> _Set exercise_
Keep only those lines of the records that include the string "header".
* begin Materials provided *
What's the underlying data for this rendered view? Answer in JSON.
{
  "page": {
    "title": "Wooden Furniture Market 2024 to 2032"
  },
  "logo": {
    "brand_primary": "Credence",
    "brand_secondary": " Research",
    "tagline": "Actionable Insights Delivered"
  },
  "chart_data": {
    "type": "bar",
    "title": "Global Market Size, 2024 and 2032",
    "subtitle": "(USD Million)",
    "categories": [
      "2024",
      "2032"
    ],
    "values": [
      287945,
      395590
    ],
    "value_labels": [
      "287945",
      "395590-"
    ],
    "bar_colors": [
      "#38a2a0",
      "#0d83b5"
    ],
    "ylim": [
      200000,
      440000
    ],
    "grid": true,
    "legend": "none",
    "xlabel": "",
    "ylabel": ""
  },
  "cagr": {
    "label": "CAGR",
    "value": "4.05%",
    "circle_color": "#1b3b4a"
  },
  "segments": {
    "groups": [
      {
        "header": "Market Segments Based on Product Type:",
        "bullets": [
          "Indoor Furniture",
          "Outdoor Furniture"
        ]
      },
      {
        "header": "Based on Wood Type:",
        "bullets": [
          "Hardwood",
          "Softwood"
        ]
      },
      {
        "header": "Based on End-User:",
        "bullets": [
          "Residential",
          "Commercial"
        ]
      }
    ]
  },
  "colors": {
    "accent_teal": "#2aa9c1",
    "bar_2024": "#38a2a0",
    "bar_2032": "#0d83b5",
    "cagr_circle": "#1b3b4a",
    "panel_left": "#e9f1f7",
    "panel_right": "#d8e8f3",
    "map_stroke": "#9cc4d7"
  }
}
* end Materials provided *
* begin Materials provided *
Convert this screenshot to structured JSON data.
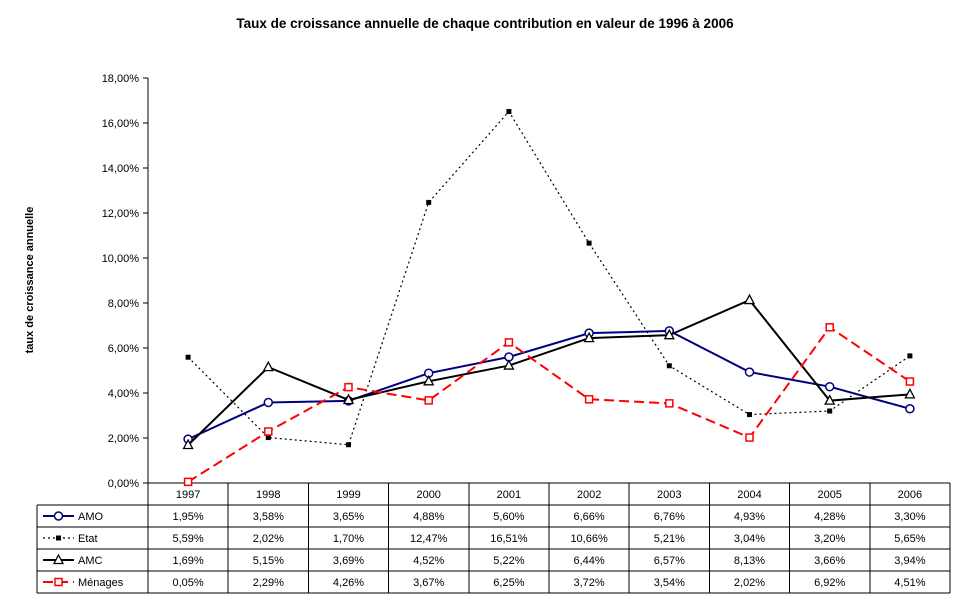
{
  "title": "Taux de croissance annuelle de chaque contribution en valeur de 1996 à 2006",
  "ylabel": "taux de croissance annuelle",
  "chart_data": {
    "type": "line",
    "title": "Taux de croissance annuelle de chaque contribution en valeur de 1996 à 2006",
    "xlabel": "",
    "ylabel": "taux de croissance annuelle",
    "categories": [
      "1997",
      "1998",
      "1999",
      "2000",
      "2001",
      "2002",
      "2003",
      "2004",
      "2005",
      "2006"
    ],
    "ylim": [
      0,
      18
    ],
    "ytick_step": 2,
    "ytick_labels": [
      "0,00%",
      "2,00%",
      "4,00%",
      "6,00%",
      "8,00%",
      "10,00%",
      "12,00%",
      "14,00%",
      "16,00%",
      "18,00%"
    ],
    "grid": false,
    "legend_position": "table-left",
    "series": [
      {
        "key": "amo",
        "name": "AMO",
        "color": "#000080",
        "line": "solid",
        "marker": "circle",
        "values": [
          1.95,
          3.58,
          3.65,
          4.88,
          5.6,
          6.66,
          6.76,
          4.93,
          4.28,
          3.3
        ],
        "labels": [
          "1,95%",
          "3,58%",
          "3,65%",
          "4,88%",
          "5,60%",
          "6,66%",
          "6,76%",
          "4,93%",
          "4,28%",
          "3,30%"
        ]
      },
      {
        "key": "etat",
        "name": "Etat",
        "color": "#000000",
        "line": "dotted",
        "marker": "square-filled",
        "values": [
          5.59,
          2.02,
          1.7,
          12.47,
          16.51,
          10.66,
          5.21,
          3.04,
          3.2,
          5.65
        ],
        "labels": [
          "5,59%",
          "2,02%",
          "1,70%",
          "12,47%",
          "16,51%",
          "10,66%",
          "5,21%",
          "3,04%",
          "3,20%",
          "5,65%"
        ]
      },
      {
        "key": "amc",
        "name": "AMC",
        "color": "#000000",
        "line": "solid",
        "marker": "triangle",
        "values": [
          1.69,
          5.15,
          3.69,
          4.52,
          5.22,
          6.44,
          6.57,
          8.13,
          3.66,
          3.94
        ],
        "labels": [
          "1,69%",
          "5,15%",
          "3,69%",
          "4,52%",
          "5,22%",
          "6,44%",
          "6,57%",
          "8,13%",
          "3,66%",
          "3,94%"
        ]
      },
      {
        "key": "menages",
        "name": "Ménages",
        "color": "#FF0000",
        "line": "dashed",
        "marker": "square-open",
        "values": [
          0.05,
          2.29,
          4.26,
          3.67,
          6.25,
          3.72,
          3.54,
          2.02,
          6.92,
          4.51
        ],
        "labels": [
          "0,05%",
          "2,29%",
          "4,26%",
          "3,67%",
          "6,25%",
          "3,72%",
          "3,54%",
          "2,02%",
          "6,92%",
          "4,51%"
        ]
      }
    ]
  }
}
* end Materials provided *
> _Solution to this problem_
        "header": "Market Segments Based on Product Type:",
        "header": "Based on Wood Type:",
        "header": "Based on End-User:",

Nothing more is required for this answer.